## [What to produce]
Gather up the lines with the word "JSON" in them.

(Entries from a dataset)
╭──

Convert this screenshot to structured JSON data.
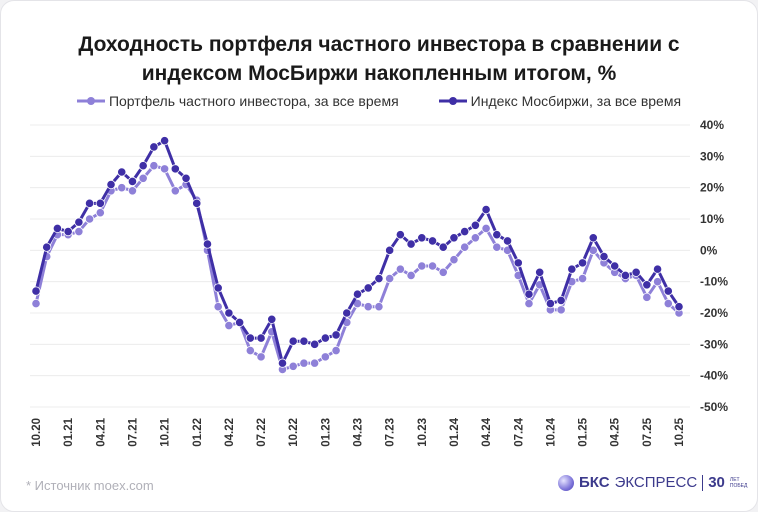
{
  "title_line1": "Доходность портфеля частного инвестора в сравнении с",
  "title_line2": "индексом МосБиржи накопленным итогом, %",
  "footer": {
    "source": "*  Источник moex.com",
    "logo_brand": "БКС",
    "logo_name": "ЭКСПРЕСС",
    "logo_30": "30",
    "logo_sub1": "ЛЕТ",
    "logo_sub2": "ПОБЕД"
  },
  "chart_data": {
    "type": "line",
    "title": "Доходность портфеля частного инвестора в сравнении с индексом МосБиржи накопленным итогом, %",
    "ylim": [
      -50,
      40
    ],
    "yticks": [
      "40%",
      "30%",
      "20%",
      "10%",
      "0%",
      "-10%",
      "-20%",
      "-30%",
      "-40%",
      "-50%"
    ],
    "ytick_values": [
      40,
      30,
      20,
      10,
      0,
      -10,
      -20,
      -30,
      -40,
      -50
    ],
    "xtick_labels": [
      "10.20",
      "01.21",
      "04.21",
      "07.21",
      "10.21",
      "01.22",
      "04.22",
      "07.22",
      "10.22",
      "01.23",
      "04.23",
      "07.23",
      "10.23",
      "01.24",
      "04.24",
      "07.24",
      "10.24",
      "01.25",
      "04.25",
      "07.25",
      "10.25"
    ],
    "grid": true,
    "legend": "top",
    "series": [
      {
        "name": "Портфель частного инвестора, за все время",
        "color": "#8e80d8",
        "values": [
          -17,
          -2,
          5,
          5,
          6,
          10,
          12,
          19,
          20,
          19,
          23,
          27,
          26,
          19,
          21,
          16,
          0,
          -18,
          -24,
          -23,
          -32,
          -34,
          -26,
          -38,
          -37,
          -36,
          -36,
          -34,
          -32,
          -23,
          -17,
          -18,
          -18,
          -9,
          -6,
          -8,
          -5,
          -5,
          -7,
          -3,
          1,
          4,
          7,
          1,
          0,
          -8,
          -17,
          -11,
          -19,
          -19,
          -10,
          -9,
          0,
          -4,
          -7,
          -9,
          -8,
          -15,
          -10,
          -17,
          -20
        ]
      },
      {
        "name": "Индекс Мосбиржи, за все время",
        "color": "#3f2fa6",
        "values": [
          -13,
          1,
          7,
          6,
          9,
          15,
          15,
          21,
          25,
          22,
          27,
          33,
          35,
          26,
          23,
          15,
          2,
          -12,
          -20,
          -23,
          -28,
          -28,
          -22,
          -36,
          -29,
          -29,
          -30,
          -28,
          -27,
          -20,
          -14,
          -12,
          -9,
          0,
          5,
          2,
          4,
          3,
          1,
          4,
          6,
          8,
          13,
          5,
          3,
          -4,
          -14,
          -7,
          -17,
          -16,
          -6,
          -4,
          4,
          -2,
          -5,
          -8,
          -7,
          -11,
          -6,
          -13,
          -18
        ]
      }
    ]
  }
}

╰──
╭──

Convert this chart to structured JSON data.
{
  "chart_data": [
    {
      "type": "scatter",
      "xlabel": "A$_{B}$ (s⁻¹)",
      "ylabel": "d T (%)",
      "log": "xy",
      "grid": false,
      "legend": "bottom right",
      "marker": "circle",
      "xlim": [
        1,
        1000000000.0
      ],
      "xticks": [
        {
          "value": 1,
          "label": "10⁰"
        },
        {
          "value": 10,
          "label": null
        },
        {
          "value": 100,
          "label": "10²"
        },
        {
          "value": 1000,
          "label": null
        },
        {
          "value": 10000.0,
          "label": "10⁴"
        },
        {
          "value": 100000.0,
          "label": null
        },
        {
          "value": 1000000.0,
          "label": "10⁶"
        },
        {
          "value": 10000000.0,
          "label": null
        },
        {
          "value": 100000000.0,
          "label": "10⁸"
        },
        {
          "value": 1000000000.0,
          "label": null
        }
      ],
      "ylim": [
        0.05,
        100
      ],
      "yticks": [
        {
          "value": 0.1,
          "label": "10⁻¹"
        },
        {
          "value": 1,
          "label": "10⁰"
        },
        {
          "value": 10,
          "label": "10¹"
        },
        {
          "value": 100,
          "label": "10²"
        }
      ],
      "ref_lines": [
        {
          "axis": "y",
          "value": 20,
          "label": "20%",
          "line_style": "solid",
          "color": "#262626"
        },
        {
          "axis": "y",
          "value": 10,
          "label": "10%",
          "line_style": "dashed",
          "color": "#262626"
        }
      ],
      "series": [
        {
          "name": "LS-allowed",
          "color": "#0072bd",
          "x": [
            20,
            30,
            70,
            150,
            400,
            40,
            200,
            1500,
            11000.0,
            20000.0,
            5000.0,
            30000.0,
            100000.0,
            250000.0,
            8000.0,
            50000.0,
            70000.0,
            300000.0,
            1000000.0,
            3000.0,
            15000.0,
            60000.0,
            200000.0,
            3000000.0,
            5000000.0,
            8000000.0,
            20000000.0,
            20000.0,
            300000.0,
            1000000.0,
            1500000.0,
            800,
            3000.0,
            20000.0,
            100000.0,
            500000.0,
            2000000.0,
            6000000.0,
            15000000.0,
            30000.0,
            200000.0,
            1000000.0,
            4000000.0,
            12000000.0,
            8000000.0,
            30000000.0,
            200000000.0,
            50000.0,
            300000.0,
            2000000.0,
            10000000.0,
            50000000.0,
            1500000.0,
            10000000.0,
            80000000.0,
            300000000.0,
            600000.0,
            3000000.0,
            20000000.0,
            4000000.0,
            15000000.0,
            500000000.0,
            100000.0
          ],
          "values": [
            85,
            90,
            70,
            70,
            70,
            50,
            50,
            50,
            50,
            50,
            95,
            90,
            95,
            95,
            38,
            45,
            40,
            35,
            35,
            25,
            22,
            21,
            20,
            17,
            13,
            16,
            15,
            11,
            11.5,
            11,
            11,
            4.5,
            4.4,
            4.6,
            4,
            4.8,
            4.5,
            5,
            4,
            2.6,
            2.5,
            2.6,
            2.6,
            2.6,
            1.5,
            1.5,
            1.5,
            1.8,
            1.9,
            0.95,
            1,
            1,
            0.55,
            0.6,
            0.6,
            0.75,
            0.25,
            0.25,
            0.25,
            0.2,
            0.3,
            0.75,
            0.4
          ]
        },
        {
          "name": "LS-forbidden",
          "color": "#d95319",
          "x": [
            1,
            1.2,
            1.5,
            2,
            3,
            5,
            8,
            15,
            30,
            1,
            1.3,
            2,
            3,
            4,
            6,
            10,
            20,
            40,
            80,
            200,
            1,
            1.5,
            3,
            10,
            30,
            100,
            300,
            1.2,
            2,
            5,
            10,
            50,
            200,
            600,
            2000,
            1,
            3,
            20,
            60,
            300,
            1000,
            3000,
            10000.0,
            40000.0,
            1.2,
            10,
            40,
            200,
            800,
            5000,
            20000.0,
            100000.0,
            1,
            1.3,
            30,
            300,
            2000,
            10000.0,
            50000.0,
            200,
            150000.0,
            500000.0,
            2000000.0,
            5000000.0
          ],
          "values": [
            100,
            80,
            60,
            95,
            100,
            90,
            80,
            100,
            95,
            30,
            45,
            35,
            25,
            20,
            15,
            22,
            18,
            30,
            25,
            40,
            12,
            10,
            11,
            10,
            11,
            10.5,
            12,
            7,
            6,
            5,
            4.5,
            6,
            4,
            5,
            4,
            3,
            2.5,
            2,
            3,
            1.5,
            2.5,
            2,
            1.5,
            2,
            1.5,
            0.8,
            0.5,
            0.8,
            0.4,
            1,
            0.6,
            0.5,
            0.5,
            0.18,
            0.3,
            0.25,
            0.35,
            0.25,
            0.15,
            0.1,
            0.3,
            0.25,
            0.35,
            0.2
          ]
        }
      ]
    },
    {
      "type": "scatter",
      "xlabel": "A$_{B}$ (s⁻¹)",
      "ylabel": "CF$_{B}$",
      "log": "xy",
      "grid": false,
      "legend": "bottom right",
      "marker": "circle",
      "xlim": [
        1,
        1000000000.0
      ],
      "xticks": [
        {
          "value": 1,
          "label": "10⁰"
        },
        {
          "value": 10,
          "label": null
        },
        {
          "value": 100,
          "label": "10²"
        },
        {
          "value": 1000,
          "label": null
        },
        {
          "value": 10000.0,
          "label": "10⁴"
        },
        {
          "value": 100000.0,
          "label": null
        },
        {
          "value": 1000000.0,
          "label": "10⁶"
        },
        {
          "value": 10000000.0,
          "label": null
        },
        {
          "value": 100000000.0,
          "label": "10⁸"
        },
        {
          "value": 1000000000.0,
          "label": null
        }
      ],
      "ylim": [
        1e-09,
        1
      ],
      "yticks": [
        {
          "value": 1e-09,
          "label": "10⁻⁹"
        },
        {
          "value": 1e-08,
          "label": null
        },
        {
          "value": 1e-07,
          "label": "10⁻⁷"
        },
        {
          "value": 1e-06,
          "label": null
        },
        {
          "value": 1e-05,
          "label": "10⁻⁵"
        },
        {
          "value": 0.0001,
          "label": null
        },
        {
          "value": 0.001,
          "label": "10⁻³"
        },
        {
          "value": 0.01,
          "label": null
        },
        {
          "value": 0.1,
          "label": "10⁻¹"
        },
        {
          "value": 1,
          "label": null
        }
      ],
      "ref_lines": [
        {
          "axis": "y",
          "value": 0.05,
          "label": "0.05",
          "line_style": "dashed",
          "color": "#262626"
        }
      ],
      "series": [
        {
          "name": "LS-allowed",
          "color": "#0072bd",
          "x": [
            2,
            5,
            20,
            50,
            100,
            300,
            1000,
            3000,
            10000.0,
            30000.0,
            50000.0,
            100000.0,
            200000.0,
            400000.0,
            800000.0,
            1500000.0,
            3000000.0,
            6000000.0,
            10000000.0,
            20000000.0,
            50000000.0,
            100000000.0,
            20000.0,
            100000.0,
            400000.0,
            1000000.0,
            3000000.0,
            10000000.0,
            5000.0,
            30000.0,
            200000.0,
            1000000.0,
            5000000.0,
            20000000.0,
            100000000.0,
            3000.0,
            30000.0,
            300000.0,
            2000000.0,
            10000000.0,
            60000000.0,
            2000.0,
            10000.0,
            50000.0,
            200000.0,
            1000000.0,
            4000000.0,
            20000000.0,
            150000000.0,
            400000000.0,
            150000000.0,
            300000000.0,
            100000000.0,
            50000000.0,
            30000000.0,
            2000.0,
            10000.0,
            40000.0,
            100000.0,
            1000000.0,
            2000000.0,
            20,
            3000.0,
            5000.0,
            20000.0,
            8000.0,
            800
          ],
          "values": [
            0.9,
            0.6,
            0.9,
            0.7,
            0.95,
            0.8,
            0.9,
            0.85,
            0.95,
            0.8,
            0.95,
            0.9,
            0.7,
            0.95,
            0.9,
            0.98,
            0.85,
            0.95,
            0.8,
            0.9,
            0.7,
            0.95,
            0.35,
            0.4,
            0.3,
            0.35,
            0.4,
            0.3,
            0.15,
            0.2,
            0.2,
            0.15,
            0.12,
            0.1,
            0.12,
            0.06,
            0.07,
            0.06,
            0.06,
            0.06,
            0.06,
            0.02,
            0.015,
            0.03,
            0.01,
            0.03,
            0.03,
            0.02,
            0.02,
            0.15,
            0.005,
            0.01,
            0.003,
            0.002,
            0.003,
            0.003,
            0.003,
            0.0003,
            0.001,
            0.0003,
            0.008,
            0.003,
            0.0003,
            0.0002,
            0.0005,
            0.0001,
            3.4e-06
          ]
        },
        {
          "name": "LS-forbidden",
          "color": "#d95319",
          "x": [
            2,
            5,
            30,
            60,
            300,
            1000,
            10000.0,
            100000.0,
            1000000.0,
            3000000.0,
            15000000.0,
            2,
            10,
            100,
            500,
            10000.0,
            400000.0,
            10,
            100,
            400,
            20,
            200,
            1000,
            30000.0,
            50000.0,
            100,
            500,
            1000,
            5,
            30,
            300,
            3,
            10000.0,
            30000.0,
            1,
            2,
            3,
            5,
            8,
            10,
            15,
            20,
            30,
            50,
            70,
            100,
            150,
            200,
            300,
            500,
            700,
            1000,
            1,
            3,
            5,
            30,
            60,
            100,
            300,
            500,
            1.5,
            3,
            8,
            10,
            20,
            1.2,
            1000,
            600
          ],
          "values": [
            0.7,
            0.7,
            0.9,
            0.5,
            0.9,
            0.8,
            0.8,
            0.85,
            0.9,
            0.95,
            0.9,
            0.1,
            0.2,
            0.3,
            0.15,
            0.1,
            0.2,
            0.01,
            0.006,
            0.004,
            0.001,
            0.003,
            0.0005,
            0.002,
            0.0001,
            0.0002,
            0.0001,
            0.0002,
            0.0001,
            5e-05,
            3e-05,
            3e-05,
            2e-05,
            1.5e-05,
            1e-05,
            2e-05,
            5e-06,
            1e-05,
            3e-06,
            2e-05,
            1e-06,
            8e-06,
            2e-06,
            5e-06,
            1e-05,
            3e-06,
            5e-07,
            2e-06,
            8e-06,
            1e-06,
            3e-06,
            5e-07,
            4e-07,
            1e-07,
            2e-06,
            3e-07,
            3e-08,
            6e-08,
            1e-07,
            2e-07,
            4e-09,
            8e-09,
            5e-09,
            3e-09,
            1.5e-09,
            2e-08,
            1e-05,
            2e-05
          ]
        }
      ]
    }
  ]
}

╰──

## [Result]
Convert this screenshot to structured JSON data.
Convert this chart to structured JSON data.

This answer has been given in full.